Which lines contain the word "audience"? Return each of them as written.

#### [DATA EXCERPTS]
______
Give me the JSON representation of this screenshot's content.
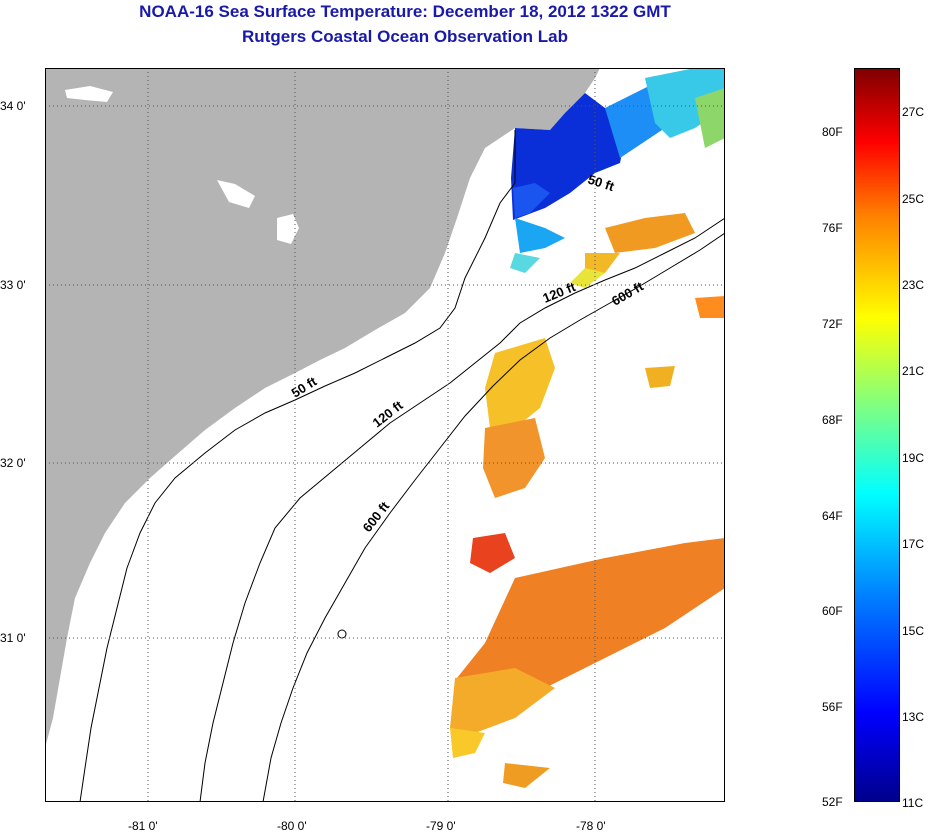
{
  "title": {
    "line1": "NOAA-16 Sea Surface Temperature:  December 18, 2012 1322 GMT",
    "line2": "Rutgers Coastal Ocean Observation Lab"
  },
  "axes": {
    "lat_labels": [
      "34 0'",
      "33 0'",
      "32 0'",
      "31 0'"
    ],
    "lon_labels": [
      "-81 0'",
      "-80 0'",
      "-79 0'",
      "-78 0'"
    ]
  },
  "contours": {
    "c50_a": "50 ft",
    "c50_b": "50 ft",
    "c120_a": "120 ft",
    "c120_b": "120 ft",
    "c600_a": "600 ft",
    "c600_b": "600 ft"
  },
  "colorbar": {
    "fahrenheit": [
      "52F",
      "56F",
      "60F",
      "64F",
      "68F",
      "72F",
      "76F",
      "80F"
    ],
    "celsius": [
      "11C",
      "13C",
      "15C",
      "17C",
      "19C",
      "21C",
      "23C",
      "25C",
      "27C"
    ]
  },
  "colors": {
    "land": "#b4b4b4",
    "title": "#1a1aa8"
  }
}
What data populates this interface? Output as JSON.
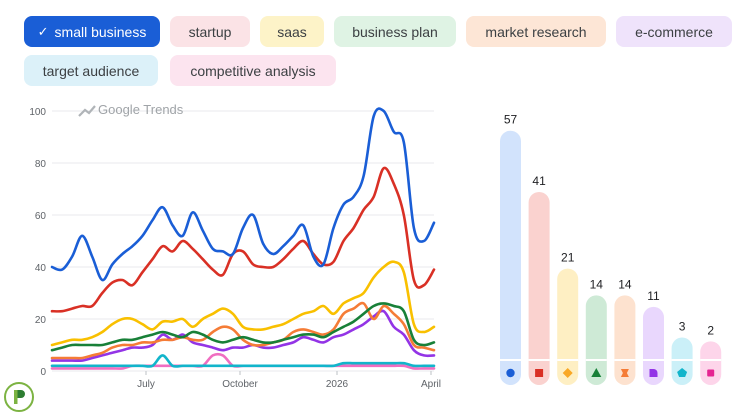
{
  "chips": [
    {
      "label": "small business",
      "selected": true,
      "bg": "#1a5ed6",
      "fg": "#ffffff"
    },
    {
      "label": "startup",
      "selected": false,
      "bg": "#fbe3e6",
      "fg": "#3c4043"
    },
    {
      "label": "saas",
      "selected": false,
      "bg": "#fdf3c8",
      "fg": "#3c4043"
    },
    {
      "label": "business plan",
      "selected": false,
      "bg": "#dff3e4",
      "fg": "#3c4043"
    },
    {
      "label": "market research",
      "selected": false,
      "bg": "#fde6d6",
      "fg": "#3c4043"
    },
    {
      "label": "e-commerce",
      "selected": false,
      "bg": "#efe3fb",
      "fg": "#3c4043"
    },
    {
      "label": "target audience",
      "selected": false,
      "bg": "#dcf1f9",
      "fg": "#3c4043"
    },
    {
      "label": "competitive analysis",
      "selected": false,
      "bg": "#fce4ef",
      "fg": "#3c4043"
    }
  ],
  "watermark": "Google Trends",
  "chart_data": [
    {
      "type": "line",
      "ylim": [
        0,
        100
      ],
      "yticks": [
        0,
        20,
        40,
        60,
        80,
        100
      ],
      "grid": true,
      "x_tick_labels": [
        "July",
        "October",
        "2026",
        "April"
      ],
      "series": [
        {
          "name": "small business",
          "color": "#1a5ed6",
          "values": [
            40,
            39,
            44,
            52,
            44,
            35,
            41,
            45,
            48,
            52,
            58,
            63,
            56,
            52,
            61,
            54,
            47,
            46,
            45,
            55,
            60,
            49,
            45,
            48,
            52,
            56,
            44,
            41,
            55,
            64,
            67,
            75,
            98,
            100,
            92,
            88,
            55,
            50,
            57
          ]
        },
        {
          "name": "startup",
          "color": "#d93025",
          "values": [
            23,
            23,
            24,
            25,
            25,
            30,
            34,
            35,
            33,
            38,
            43,
            48,
            46,
            50,
            47,
            43,
            39,
            37,
            45,
            46,
            41,
            40,
            40,
            43,
            47,
            50,
            45,
            41,
            42,
            50,
            55,
            62,
            67,
            78,
            72,
            60,
            35,
            33,
            39
          ]
        },
        {
          "name": "saas",
          "color": "#f9c000",
          "values": [
            10,
            11,
            12,
            12,
            13,
            15,
            18,
            20,
            20,
            18,
            16,
            19,
            19,
            20,
            17,
            20,
            22,
            24,
            22,
            17,
            16,
            16,
            17,
            18,
            20,
            22,
            23,
            25,
            22,
            26,
            28,
            30,
            36,
            40,
            42,
            38,
            18,
            15,
            17
          ]
        },
        {
          "name": "business plan",
          "color": "#188038",
          "values": [
            8,
            9,
            10,
            10,
            10,
            10,
            11,
            12,
            12,
            13,
            14,
            15,
            14,
            13,
            15,
            14,
            12,
            11,
            12,
            13,
            12,
            11,
            11,
            12,
            13,
            14,
            14,
            13,
            15,
            17,
            19,
            22,
            25,
            26,
            25,
            23,
            12,
            10,
            11
          ]
        },
        {
          "name": "market research",
          "color": "#f57c36",
          "values": [
            5,
            5,
            5,
            5,
            6,
            7,
            9,
            10,
            10,
            11,
            11,
            12,
            12,
            13,
            12,
            12,
            15,
            17,
            16,
            12,
            10,
            10,
            11,
            12,
            15,
            16,
            15,
            14,
            16,
            22,
            24,
            26,
            20,
            25,
            22,
            18,
            10,
            9,
            8
          ]
        },
        {
          "name": "e-commerce",
          "color": "#9334e6",
          "values": [
            4,
            4,
            4,
            4,
            5,
            6,
            7,
            8,
            9,
            9,
            10,
            14,
            12,
            14,
            11,
            10,
            9,
            8,
            9,
            9,
            10,
            9,
            9,
            10,
            11,
            13,
            12,
            11,
            13,
            14,
            16,
            18,
            21,
            23,
            17,
            14,
            8,
            6,
            6
          ]
        },
        {
          "name": "target audience",
          "color": "#12b5cb",
          "values": [
            2,
            2,
            2,
            2,
            2,
            2,
            2,
            2,
            2,
            2,
            2,
            6,
            2,
            2,
            2,
            2,
            2,
            2,
            2,
            2,
            2,
            2,
            2,
            2,
            2,
            2,
            2,
            2,
            2,
            3,
            3,
            3,
            3,
            3,
            3,
            3,
            2,
            2,
            2
          ]
        },
        {
          "name": "competitive analysis",
          "color": "#f06ec1",
          "values": [
            1,
            1,
            1,
            1,
            1,
            1,
            1,
            1,
            2,
            2,
            2,
            2,
            2,
            2,
            2,
            2,
            6,
            6,
            2,
            2,
            2,
            2,
            2,
            2,
            2,
            2,
            2,
            2,
            2,
            2,
            2,
            2,
            2,
            2,
            2,
            2,
            1,
            1,
            1
          ]
        }
      ]
    },
    {
      "type": "bar",
      "categories": [
        "small business",
        "startup",
        "saas",
        "business plan",
        "market research",
        "e-commerce",
        "target audience",
        "competitive analysis"
      ],
      "values": [
        57,
        41,
        21,
        14,
        14,
        11,
        3,
        2
      ],
      "colors": [
        "#d2e3fc",
        "#fad2cf",
        "#feefc3",
        "#ceead6",
        "#fde2cf",
        "#e9d7fd",
        "#cbf0f8",
        "#fdd5ea"
      ],
      "marker_colors": [
        "#1a5ed6",
        "#d93025",
        "#f9a825",
        "#188038",
        "#f57c36",
        "#9334e6",
        "#12b5cb",
        "#e52592"
      ],
      "marker_shapes": [
        "circle",
        "square",
        "diamond",
        "triangle",
        "hourglass",
        "halfround",
        "pentagon",
        "square-small"
      ]
    }
  ]
}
______
#### [CORRECT RESULT]
      "label": "target audience",
          "name": "target audience",
        "target audience",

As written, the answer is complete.